[DATA SHOWN start]

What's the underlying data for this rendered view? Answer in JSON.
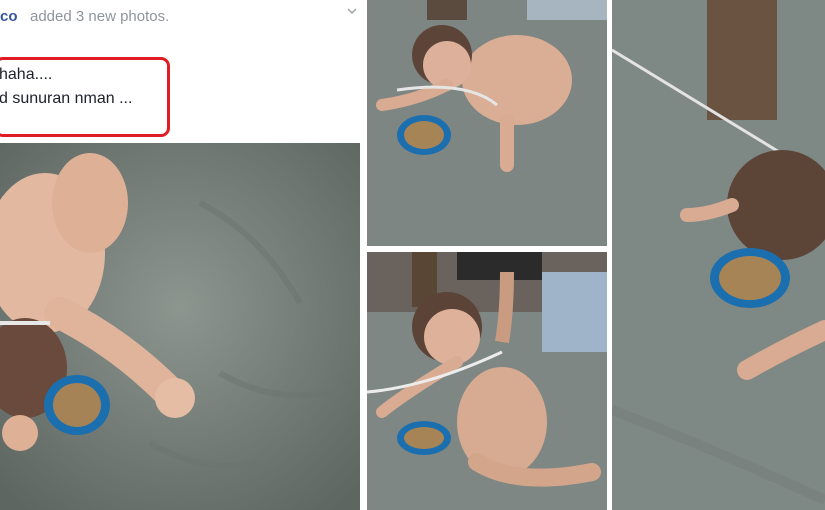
{
  "post": {
    "author_partial": "co",
    "action": "added 3 new photos.",
    "text_lines": [
      "haha....",
      "d sunuran nman ..."
    ],
    "menu_icon": "chevron-down-icon"
  },
  "photos": [
    {
      "name": "main-photo",
      "icon": "photo"
    },
    {
      "name": "top-middle-photo",
      "icon": "photo"
    },
    {
      "name": "bottom-middle-photo",
      "icon": "photo"
    },
    {
      "name": "right-photo",
      "icon": "photo"
    }
  ],
  "colors": {
    "highlight_border": "#e01c24",
    "author_link": "#365899",
    "meta_text": "#90949c"
  }
}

[DATA SHOWN end]

**YOUR OBJECTIVE:**
Among the entries above, how many lines include the word "name"? Give the number with no comment.

**ANSWER TO THIS PROBLEM:**
4